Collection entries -

┏━━

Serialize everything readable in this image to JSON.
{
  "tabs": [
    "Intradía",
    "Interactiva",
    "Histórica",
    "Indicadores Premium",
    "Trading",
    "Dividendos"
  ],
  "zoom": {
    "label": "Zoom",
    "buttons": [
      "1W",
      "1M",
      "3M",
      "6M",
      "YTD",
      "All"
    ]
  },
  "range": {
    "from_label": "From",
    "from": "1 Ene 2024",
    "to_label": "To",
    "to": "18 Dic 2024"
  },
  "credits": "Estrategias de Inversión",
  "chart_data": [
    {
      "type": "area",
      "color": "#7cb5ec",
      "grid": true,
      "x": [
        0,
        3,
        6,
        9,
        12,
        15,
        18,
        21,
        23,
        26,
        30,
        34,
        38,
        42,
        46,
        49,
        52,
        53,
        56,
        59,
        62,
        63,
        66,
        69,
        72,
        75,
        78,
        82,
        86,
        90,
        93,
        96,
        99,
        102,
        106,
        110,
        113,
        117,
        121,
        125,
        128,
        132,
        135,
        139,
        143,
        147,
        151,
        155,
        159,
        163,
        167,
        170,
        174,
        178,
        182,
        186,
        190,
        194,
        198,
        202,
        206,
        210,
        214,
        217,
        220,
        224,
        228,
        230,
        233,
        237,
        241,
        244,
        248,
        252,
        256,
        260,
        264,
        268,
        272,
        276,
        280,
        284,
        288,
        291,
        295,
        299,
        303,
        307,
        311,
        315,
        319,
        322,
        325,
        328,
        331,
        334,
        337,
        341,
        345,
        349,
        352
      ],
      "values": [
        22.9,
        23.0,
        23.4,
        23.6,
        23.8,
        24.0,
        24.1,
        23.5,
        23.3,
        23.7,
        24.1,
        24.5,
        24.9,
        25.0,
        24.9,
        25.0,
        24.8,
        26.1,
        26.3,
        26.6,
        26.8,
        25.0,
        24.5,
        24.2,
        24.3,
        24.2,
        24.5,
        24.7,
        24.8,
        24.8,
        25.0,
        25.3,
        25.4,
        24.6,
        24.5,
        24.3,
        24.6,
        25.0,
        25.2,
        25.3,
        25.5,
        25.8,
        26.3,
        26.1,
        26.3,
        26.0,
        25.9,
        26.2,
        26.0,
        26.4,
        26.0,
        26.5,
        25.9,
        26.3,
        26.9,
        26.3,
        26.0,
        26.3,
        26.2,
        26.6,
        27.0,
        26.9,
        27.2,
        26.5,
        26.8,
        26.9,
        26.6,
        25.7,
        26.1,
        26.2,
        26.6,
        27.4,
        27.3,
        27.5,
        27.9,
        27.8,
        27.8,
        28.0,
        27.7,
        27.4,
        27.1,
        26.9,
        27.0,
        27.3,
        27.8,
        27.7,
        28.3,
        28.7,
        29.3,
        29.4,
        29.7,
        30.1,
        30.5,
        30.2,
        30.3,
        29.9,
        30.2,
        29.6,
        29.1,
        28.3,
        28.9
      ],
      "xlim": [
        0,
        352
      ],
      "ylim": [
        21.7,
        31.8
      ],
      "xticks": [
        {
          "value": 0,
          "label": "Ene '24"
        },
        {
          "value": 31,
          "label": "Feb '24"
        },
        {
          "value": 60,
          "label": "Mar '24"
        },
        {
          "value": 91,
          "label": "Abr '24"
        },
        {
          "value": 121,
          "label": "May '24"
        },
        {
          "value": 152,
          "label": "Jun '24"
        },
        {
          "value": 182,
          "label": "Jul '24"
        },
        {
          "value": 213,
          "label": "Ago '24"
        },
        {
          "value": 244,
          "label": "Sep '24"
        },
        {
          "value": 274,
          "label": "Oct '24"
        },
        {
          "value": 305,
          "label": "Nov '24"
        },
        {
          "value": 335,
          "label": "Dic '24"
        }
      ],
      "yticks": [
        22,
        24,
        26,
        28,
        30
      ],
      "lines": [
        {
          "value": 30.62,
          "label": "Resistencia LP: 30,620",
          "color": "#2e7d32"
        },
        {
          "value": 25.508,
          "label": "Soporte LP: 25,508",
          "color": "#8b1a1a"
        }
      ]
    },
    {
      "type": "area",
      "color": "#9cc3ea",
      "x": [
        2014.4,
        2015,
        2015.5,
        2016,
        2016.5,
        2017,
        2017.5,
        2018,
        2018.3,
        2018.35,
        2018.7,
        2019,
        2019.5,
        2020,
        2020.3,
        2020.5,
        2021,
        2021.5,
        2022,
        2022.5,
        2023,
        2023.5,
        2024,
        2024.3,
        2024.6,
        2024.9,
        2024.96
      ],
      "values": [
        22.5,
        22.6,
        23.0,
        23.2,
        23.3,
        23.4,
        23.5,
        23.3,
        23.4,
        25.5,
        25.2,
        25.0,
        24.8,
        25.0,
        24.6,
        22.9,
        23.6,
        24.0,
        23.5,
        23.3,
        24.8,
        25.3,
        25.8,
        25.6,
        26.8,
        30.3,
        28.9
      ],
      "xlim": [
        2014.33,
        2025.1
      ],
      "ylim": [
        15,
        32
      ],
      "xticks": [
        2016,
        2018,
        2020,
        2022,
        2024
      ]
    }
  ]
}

┗━━

REQUEST -
Output the entries verbatim.

OUTPUT FOR THIS EXERCISE -
Serialize everything readable in this image to JSON.
{
  "tabs": [
    "Intradía",
    "Interactiva",
    "Histórica",
    "Indicadores Premium",
    "Trading",
    "Dividendos"
  ],
  "zoom": {
    "label": "Zoom",
    "buttons": [
      "1W",
      "1M",
      "3M",
      "6M",
      "YTD",
      "All"
    ]
  },
  "range": {
    "from_label": "From",
    "from": "1 Ene 2024",
    "to_label": "To",
    "to": "18 Dic 2024"
  },
  "credits": "Estrategias de Inversión",
  "chart_data": [
    {
      "type": "area",
      "color": "#7cb5ec",
      "grid": true,
      "x": [
        0,
        3,
        6,
        9,
        12,
        15,
        18,
        21,
        23,
        26,
        30,
        34,
        38,
        42,
        46,
        49,
        52,
        53,
        56,
        59,
        62,
        63,
        66,
        69,
        72,
        75,
        78,
        82,
        86,
        90,
        93,
        96,
        99,
        102,
        106,
        110,
        113,
        117,
        121,
        125,
        128,
        132,
        135,
        139,
        143,
        147,
        151,
        155,
        159,
        163,
        167,
        170,
        174,
        178,
        182,
        186,
        190,
        194,
        198,
        202,
        206,
        210,
        214,
        217,
        220,
        224,
        228,
        230,
        233,
        237,
        241,
        244,
        248,
        252,
        256,
        260,
        264,
        268,
        272,
        276,
        280,
        284,
        288,
        291,
        295,
        299,
        303,
        307,
        311,
        315,
        319,
        322,
        325,
        328,
        331,
        334,
        337,
        341,
        345,
        349,
        352
      ],
      "values": [
        22.9,
        23.0,
        23.4,
        23.6,
        23.8,
        24.0,
        24.1,
        23.5,
        23.3,
        23.7,
        24.1,
        24.5,
        24.9,
        25.0,
        24.9,
        25.0,
        24.8,
        26.1,
        26.3,
        26.6,
        26.8,
        25.0,
        24.5,
        24.2,
        24.3,
        24.2,
        24.5,
        24.7,
        24.8,
        24.8,
        25.0,
        25.3,
        25.4,
        24.6,
        24.5,
        24.3,
        24.6,
        25.0,
        25.2,
        25.3,
        25.5,
        25.8,
        26.3,
        26.1,
        26.3,
        26.0,
        25.9,
        26.2,
        26.0,
        26.4,
        26.0,
        26.5,
        25.9,
        26.3,
        26.9,
        26.3,
        26.0,
        26.3,
        26.2,
        26.6,
        27.0,
        26.9,
        27.2,
        26.5,
        26.8,
        26.9,
        26.6,
        25.7,
        26.1,
        26.2,
        26.6,
        27.4,
        27.3,
        27.5,
        27.9,
        27.8,
        27.8,
        28.0,
        27.7,
        27.4,
        27.1,
        26.9,
        27.0,
        27.3,
        27.8,
        27.7,
        28.3,
        28.7,
        29.3,
        29.4,
        29.7,
        30.1,
        30.5,
        30.2,
        30.3,
        29.9,
        30.2,
        29.6,
        29.1,
        28.3,
        28.9
      ],
      "xlim": [
        0,
        352
      ],
      "ylim": [
        21.7,
        31.8
      ],
      "xticks": [
        {
          "value": 0,
          "label": "Ene '24"
        },
        {
          "value": 31,
          "label": "Feb '24"
        },
        {
          "value": 60,
          "label": "Mar '24"
        },
        {
          "value": 91,
          "label": "Abr '24"
        },
        {
          "value": 121,
          "label": "May '24"
        },
        {
          "value": 152,
          "label": "Jun '24"
        },
        {
          "value": 182,
          "label": "Jul '24"
        },
        {
          "value": 213,
          "label": "Ago '24"
        },
        {
          "value": 244,
          "label": "Sep '24"
        },
        {
          "value": 274,
          "label": "Oct '24"
        },
        {
          "value": 305,
          "label": "Nov '24"
        },
        {
          "value": 335,
          "label": "Dic '24"
        }
      ],
      "yticks": [
        22,
        24,
        26,
        28,
        30
      ],
      "lines": [
        {
          "value": 30.62,
          "label": "Resistencia LP: 30,620",
          "color": "#2e7d32"
        },
        {
          "value": 25.508,
          "label": "Soporte LP: 25,508",
          "color": "#8b1a1a"
        }
      ]
    },
    {
      "type": "area",
      "color": "#9cc3ea",
      "x": [
        2014.4,
        2015,
        2015.5,
        2016,
        2016.5,
        2017,
        2017.5,
        2018,
        2018.3,
        2018.35,
        2018.7,
        2019,
        2019.5,
        2020,
        2020.3,
        2020.5,
        2021,
        2021.5,
        2022,
        2022.5,
        2023,
        2023.5,
        2024,
        2024.3,
        2024.6,
        2024.9,
        2024.96
      ],
      "values": [
        22.5,
        22.6,
        23.0,
        23.2,
        23.3,
        23.4,
        23.5,
        23.3,
        23.4,
        25.5,
        25.2,
        25.0,
        24.8,
        25.0,
        24.6,
        22.9,
        23.6,
        24.0,
        23.5,
        23.3,
        24.8,
        25.3,
        25.8,
        25.6,
        26.8,
        30.3,
        28.9
      ],
      "xlim": [
        2014.33,
        2025.1
      ],
      "ylim": [
        15,
        32
      ],
      "xticks": [
        2016,
        2018,
        2020,
        2022,
        2024
      ]
    }
  ]
}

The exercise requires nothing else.